Rewrite every line of the listing below as a numbered list, dropping any blank lines. Leave the pictures out of your answer.

(Bounding box entries)
· · · ·

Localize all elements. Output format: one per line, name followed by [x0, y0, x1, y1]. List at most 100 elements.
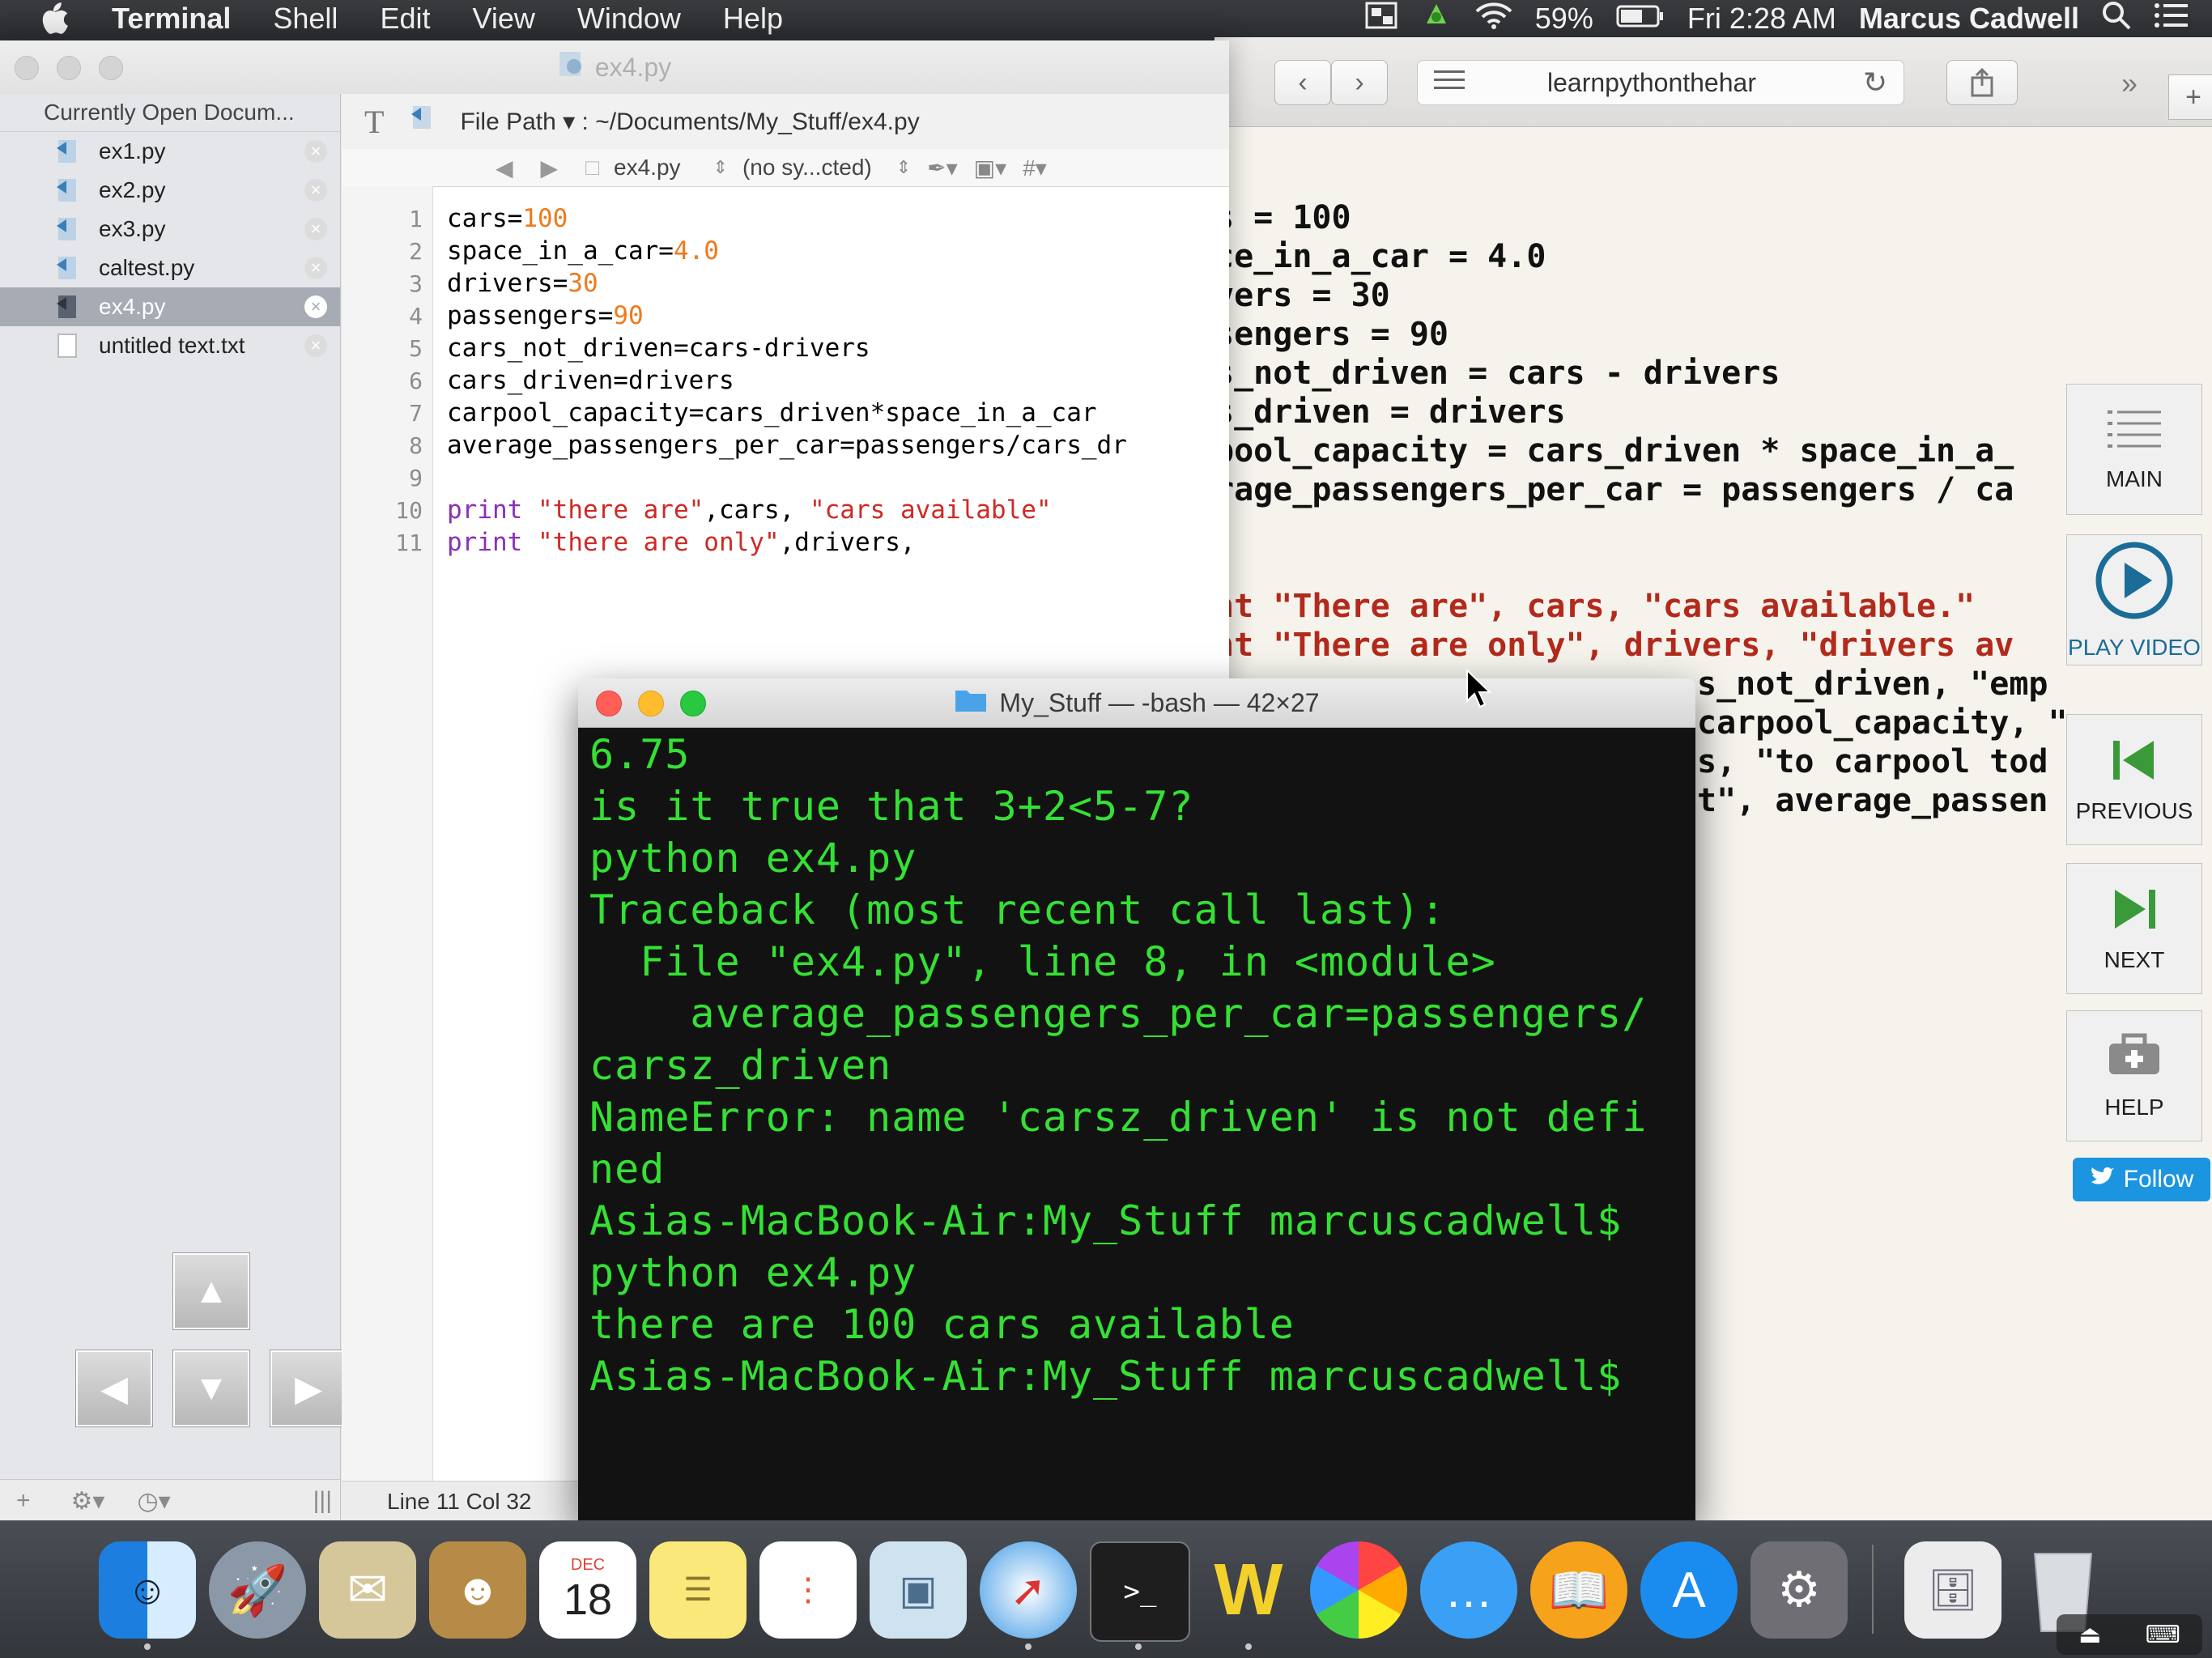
- code-line: average_passengers_per_car=passengers/ca…: [447, 431, 1127, 460]
- menu-window[interactable]: Window: [556, 0, 702, 37]
- close-document-icon[interactable]: ×: [304, 179, 327, 202]
- reload-icon[interactable]: ↻: [1863, 66, 1887, 100]
- notification-center-icon[interactable]: [2154, 2, 2189, 36]
- help-button[interactable]: HELP: [2066, 1010, 2202, 1141]
- python-file-icon: [55, 255, 81, 283]
- play-video-button[interactable]: PLAY VIDEO: [2066, 534, 2202, 665]
- hash-icon[interactable]: #▾: [1023, 155, 1047, 181]
- twitter-follow-button[interactable]: Follow: [2073, 1158, 2210, 1201]
- textwrangler-icon[interactable]: W: [1200, 1541, 1297, 1639]
- mail-icon[interactable]: ✉: [319, 1541, 416, 1639]
- minimize-button[interactable]: [57, 56, 81, 80]
- terminal-line: average_passengers_per_car=passengers/: [589, 990, 1648, 1037]
- line-number: 1: [409, 206, 423, 232]
- back-button[interactable]: ‹: [1274, 60, 1331, 105]
- zoom-button[interactable]: [99, 56, 123, 80]
- launchpad-icon[interactable]: 🚀: [209, 1541, 306, 1639]
- user-name[interactable]: Marcus Cadwell: [1859, 2, 2079, 36]
- file-name: ex2.py: [99, 177, 166, 202]
- close-document-icon[interactable]: ×: [304, 257, 327, 279]
- nav-file-select[interactable]: ex4.py: [614, 155, 681, 181]
- close-document-icon[interactable]: ×: [304, 218, 327, 240]
- code-line: print "there are",cars, "cars available": [447, 495, 1052, 525]
- app-store-icon[interactable]: A: [1640, 1541, 1738, 1639]
- overflow-icon[interactable]: »: [2121, 66, 2138, 100]
- reminders-icon[interactable]: ⋮: [759, 1541, 857, 1639]
- document-icon[interactable]: [408, 104, 436, 138]
- menu-view[interactable]: View: [451, 0, 555, 37]
- previous-button[interactable]: PREVIOUS: [2066, 714, 2202, 845]
- gear-icon[interactable]: ⚙▾: [71, 1487, 105, 1516]
- display-mirroring-icon[interactable]: [1365, 2, 1397, 36]
- document-popup-icon[interactable]: ▣▾: [974, 155, 1007, 181]
- system-preferences-icon[interactable]: ⚙: [1750, 1541, 1848, 1639]
- file-item-ex4[interactable]: ex4.py ×: [0, 287, 340, 326]
- ibooks-icon[interactable]: 📖: [1530, 1541, 1627, 1639]
- messages-icon[interactable]: …: [1420, 1541, 1517, 1639]
- documents-stack-icon[interactable]: 🗄: [1904, 1541, 2001, 1639]
- keyboard-icon[interactable]: ⏏ ⌨: [2057, 1614, 2202, 1655]
- file-item-ex2[interactable]: ex2.py ×: [0, 171, 340, 210]
- file-path[interactable]: File Path ▾ : ~/Documents/My_Stuff/ex4.p…: [460, 108, 919, 136]
- menu-edit[interactable]: Edit: [359, 0, 451, 37]
- safari-icon[interactable]: ➚: [980, 1541, 1077, 1639]
- wifi-icon[interactable]: [1475, 2, 1512, 36]
- contacts-icon[interactable]: ☻: [429, 1541, 526, 1639]
- scroll-left-button[interactable]: ◀: [76, 1350, 152, 1426]
- history-icon[interactable]: ◷▾: [137, 1487, 170, 1516]
- file-name: untitled text.txt: [99, 333, 245, 358]
- evernote-icon[interactable]: [1420, 0, 1453, 39]
- battery-icon[interactable]: [1616, 2, 1665, 36]
- reader-icon[interactable]: [1434, 68, 1466, 98]
- apple-icon[interactable]: [28, 0, 81, 37]
- next-button[interactable]: NEXT: [2066, 863, 2202, 994]
- next-location-icon[interactable]: ▶: [541, 155, 559, 181]
- add-icon[interactable]: +: [16, 1487, 31, 1515]
- menu-shell[interactable]: Shell: [252, 0, 359, 37]
- battery-percentage[interactable]: 59%: [1535, 2, 1593, 36]
- file-item-caltest[interactable]: caltest.py ×: [0, 249, 340, 287]
- close-document-icon[interactable]: ×: [304, 140, 327, 163]
- text-options-icon[interactable]: T: [364, 103, 384, 141]
- marker-icon[interactable]: ✒▾: [927, 155, 958, 181]
- forward-button[interactable]: ›: [1331, 60, 1388, 105]
- text-file-icon: [55, 333, 81, 360]
- notes-icon[interactable]: ☰: [649, 1541, 747, 1639]
- scroll-up-button[interactable]: ▲: [173, 1253, 249, 1329]
- photos-icon[interactable]: [1310, 1541, 1407, 1639]
- terminal-line: ned: [589, 1146, 666, 1192]
- close-document-icon[interactable]: ×: [304, 334, 327, 357]
- menu-help[interactable]: Help: [702, 0, 804, 37]
- symbol-select[interactable]: (no sy...cted): [742, 155, 872, 181]
- terminal-icon[interactable]: >_: [1090, 1541, 1190, 1642]
- share-button[interactable]: [1946, 60, 2018, 105]
- resize-handle-icon[interactable]: |||: [313, 1487, 332, 1515]
- line-number: 5: [409, 335, 423, 362]
- close-button[interactable]: [596, 691, 622, 716]
- close-button[interactable]: [15, 56, 39, 80]
- main-button[interactable]: MAIN: [2066, 384, 2202, 515]
- zoom-button[interactable]: [680, 691, 706, 716]
- terminal-output[interactable]: 6.75 is it true that 3+2<5-7? python ex4…: [578, 728, 1695, 1520]
- close-document-icon[interactable]: ×: [304, 295, 327, 318]
- previous-location-icon[interactable]: ◀: [496, 155, 513, 181]
- running-indicator: [1135, 1643, 1142, 1650]
- terminal-line: carsz_driven: [589, 1042, 892, 1089]
- menu-terminal[interactable]: Terminal: [81, 0, 252, 37]
- finder-icon[interactable]: ☺: [99, 1541, 196, 1639]
- calendar-icon[interactable]: DEC 18: [539, 1541, 636, 1639]
- clock[interactable]: Fri 2:28 AM: [1687, 2, 1836, 36]
- scroll-right-button[interactable]: ▶: [270, 1350, 347, 1426]
- file-item-ex1[interactable]: ex1.py ×: [0, 132, 340, 171]
- scroll-down-button[interactable]: ▼: [173, 1350, 249, 1426]
- preview-icon[interactable]: ▣: [870, 1541, 967, 1639]
- keyboard-glyph-icon: ⌨: [2145, 1621, 2180, 1648]
- code-line: s, "to carpool tod: [1697, 743, 2048, 780]
- next-icon: [2110, 885, 2159, 939]
- address-bar[interactable]: learnpythonthehar ↻: [1417, 60, 1904, 105]
- spotlight-search-icon[interactable]: [2102, 1, 2131, 37]
- file-item-untitled[interactable]: untitled text.txt ×: [0, 326, 340, 365]
- minimize-button[interactable]: [638, 691, 664, 716]
- new-tab-button[interactable]: +: [2168, 74, 2212, 120]
- file-item-ex3[interactable]: ex3.py ×: [0, 210, 340, 249]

· · · ·

## [Correct response]
1. Localize all elements. Output format: one per line, name followed by [x0, y0, x1, y1]. List at most 100 elements.
2. - code-line: average_passengers_per_car=passengers/ca…: [447, 431, 1127, 460]
3. - menu-window[interactable]: Window: [556, 0, 702, 37]
4. - close-document-icon[interactable]: ×: [304, 179, 327, 202]
5. - reload-icon[interactable]: ↻: [1863, 66, 1887, 100]
6. - notification-center-icon[interactable]: [2154, 2, 2189, 36]
7. - help-button[interactable]: HELP: [2066, 1010, 2202, 1141]
8. - python-file-icon: [55, 255, 81, 283]
9. - play-video-button[interactable]: PLAY VIDEO: [2066, 534, 2202, 665]
10. - hash-icon[interactable]: #▾: [1023, 155, 1047, 181]
11. - twitter-follow-button[interactable]: Follow: [2073, 1158, 2210, 1201]
12. - textwrangler-icon[interactable]: W: [1200, 1541, 1297, 1639]
13. - mail-icon[interactable]: ✉: [319, 1541, 416, 1639]
14. - minimize-button[interactable]: [57, 56, 81, 80]
15. - terminal-line: average_passengers_per_car=passengers/: [589, 990, 1648, 1037]
16. - line-number: 1: [409, 206, 423, 232]
17. - back-button[interactable]: ‹: [1274, 60, 1331, 105]
18. - zoom-button[interactable]: [99, 56, 123, 80]
19. - launchpad-icon[interactable]: 🚀: [209, 1541, 306, 1639]
20. - user-name[interactable]: Marcus Cadwell: [1859, 2, 2079, 36]
21. - file-name: ex2.py: [99, 177, 166, 202]
22. - close-document-icon[interactable]: ×: [304, 257, 327, 279]
23. - nav-file-select[interactable]: ex4.py: [614, 155, 681, 181]
24. - close-document-icon[interactable]: ×: [304, 218, 327, 240]
25. - code-line: print "there are",cars, "cars available": [447, 495, 1052, 525]
26. - app-store-icon[interactable]: A: [1640, 1541, 1738, 1639]
27. - overflow-icon[interactable]: »: [2121, 66, 2138, 100]
28. - reminders-icon[interactable]: ⋮: [759, 1541, 857, 1639]
29. - document-icon[interactable]: [408, 104, 436, 138]
30. - menu-view[interactable]: View: [451, 0, 555, 37]
31. - previous-button[interactable]: PREVIOUS: [2066, 714, 2202, 845]
32. - gear-icon[interactable]: ⚙▾: [71, 1487, 105, 1516]
33. - display-mirroring-icon[interactable]: [1365, 2, 1397, 36]
34. - document-popup-icon[interactable]: ▣▾: [974, 155, 1007, 181]
35. - system-preferences-icon[interactable]: ⚙: [1750, 1541, 1848, 1639]
36. - file-item-ex4[interactable]: ex4.py ×: [0, 287, 340, 326]
37. - ibooks-icon[interactable]: 📖: [1530, 1541, 1627, 1639]
38. - messages-icon[interactable]: …: [1420, 1541, 1517, 1639]
39. - documents-stack-icon[interactable]: 🗄: [1904, 1541, 2001, 1639]
40. - keyboard-icon[interactable]: ⏏ ⌨: [2057, 1614, 2202, 1655]
41. - file-item-ex2[interactable]: ex2.py ×: [0, 171, 340, 210]
42. - file-path[interactable]: File Path ▾ : ~/Documents/My_Stuff/ex4.p…: [460, 108, 919, 136]
43. - menu-edit[interactable]: Edit: [359, 0, 451, 37]
44. - safari-icon[interactable]: ➚: [980, 1541, 1077, 1639]
45. - wifi-icon[interactable]: [1475, 2, 1512, 36]
46. - contacts-icon[interactable]: ☻: [429, 1541, 526, 1639]
47. - scroll-left-button[interactable]: ◀: [76, 1350, 152, 1426]
48. - history-icon[interactable]: ◷▾: [137, 1487, 170, 1516]
49. - file-name: untitled text.txt: [99, 333, 245, 358]
50. - evernote-icon[interactable]: [1420, 0, 1453, 39]
51. - battery-icon[interactable]: [1616, 2, 1665, 36]
52. - reader-icon[interactable]: [1434, 68, 1466, 98]
53. - apple-icon[interactable]: [28, 0, 81, 37]
54. - next-button[interactable]: NEXT: [2066, 863, 2202, 994]
55. - next-location-icon[interactable]: ▶: [541, 155, 559, 181]
56. - add-icon[interactable]: +: [16, 1487, 31, 1515]
57. - menu-shell[interactable]: Shell: [252, 0, 359, 37]
58. - battery-percentage[interactable]: 59%: [1535, 2, 1593, 36]
59. - file-item-caltest[interactable]: caltest.py ×: [0, 249, 340, 287]
60. - close-document-icon[interactable]: ×: [304, 140, 327, 163]
61. - text-options-icon[interactable]: T: [364, 103, 384, 141]
62. - marker-icon[interactable]: ✒▾: [927, 155, 958, 181]
63. - forward-button[interactable]: ›: [1331, 60, 1388, 105]
64. - text-file-icon: [55, 333, 81, 360]
65. - notes-icon[interactable]: ☰: [649, 1541, 747, 1639]
66. - scroll-up-button[interactable]: ▲: [173, 1253, 249, 1329]
67. - photos-icon[interactable]: [1310, 1541, 1407, 1639]
68. - terminal-line: ned: [589, 1146, 666, 1192]
69. - close-document-icon[interactable]: ×: [304, 334, 327, 357]
70. - menu-help[interactable]: Help: [702, 0, 804, 37]
71. - symbol-select[interactable]: (no sy...cted): [742, 155, 872, 181]
72. - terminal-icon[interactable]: >_: [1090, 1541, 1190, 1642]
73. - share-button[interactable]: [1946, 60, 2018, 105]
74. - resize-handle-icon[interactable]: |||: [313, 1487, 332, 1515]
75. - line-number: 5: [409, 335, 423, 362]
76. - close-button[interactable]: [596, 691, 622, 716]
77. - close-button[interactable]: [15, 56, 39, 80]
78. - main-button[interactable]: MAIN: [2066, 384, 2202, 515]
79. - zoom-button[interactable]: [680, 691, 706, 716]
80. - terminal-output[interactable]: 6.75 is it true that 3+2<5-7? python ex4…: [578, 728, 1695, 1520]
81. - close-document-icon[interactable]: ×: [304, 295, 327, 318]
82. - previous-location-icon[interactable]: ◀: [496, 155, 513, 181]
83. - running-indicator: [1135, 1643, 1142, 1650]
84. - terminal-line: carsz_driven: [589, 1042, 892, 1089]
85. - menu-terminal[interactable]: Terminal: [81, 0, 252, 37]
86. - finder-icon[interactable]: ☺: [99, 1541, 196, 1639]
87. - calendar-icon[interactable]: DEC 18: [539, 1541, 636, 1639]
88. - clock[interactable]: Fri 2:28 AM: [1687, 2, 1836, 36]
89. - scroll-right-button[interactable]: ▶: [270, 1350, 347, 1426]
90. - file-item-ex1[interactable]: ex1.py ×: [0, 132, 340, 171]
91. - scroll-down-button[interactable]: ▼: [173, 1350, 249, 1426]
92. - preview-icon[interactable]: ▣: [870, 1541, 967, 1639]
93. - keyboard-glyph-icon: ⌨: [2145, 1621, 2180, 1648]
94. - code-line: s, "to carpool tod: [1697, 743, 2048, 780]
95. - next-icon: [2110, 885, 2159, 939]
96. - address-bar[interactable]: learnpythonthehar ↻: [1417, 60, 1904, 105]
97. - spotlight-search-icon[interactable]: [2102, 1, 2131, 37]
98. - file-item-untitled[interactable]: untitled text.txt ×: [0, 326, 340, 365]
99. - minimize-button[interactable]: [638, 691, 664, 716]
100. - new-tab-button[interactable]: +: [2168, 74, 2212, 120]
101. - file-item-ex3[interactable]: ex3.py ×: [0, 210, 340, 249]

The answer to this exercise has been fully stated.